Exercise brief: Give the number of lines containing the word "يكون", and nothing else.

Material to process:
● ● ● ● ●

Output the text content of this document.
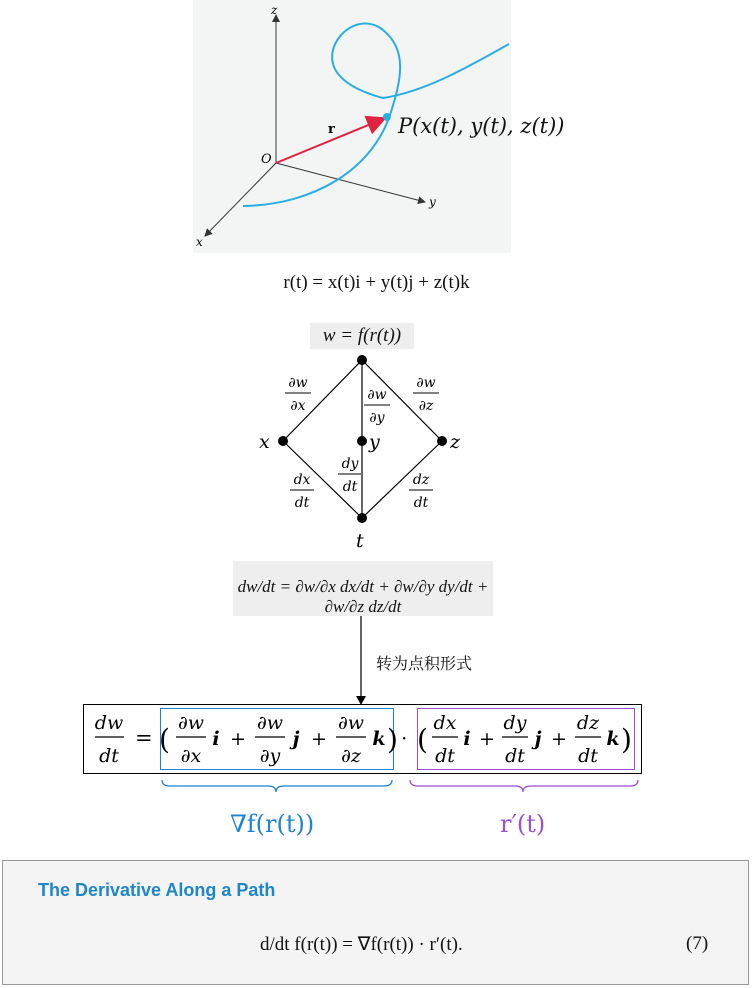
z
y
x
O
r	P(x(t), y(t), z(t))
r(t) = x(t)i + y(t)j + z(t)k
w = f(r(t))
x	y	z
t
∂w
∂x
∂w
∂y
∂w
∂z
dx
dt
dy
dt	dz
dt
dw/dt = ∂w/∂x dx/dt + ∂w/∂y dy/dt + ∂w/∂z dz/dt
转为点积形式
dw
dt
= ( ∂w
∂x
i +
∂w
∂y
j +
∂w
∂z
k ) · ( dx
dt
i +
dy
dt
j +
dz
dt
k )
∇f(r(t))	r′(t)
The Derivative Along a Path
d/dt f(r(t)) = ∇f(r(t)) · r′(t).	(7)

● ● ● ● ●

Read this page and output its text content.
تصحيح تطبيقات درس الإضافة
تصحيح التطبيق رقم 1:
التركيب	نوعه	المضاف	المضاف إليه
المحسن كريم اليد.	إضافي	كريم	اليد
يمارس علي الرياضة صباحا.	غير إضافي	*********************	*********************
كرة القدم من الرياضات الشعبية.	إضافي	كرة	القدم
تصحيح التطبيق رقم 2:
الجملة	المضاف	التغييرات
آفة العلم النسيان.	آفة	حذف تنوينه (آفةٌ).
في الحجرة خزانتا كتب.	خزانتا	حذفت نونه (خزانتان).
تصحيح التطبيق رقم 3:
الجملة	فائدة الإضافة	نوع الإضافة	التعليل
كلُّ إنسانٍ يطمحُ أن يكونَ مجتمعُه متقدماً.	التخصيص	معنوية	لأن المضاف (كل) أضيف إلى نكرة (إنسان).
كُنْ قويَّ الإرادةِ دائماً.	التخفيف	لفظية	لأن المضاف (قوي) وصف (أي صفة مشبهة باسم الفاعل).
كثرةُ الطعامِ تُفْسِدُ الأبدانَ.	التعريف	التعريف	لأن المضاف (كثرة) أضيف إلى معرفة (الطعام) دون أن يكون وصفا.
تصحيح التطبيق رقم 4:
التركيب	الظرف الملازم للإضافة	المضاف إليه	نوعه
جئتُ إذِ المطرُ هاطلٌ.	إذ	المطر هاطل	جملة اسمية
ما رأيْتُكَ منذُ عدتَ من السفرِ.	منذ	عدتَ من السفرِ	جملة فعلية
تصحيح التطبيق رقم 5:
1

● ● ● ● ●

Written solution: 2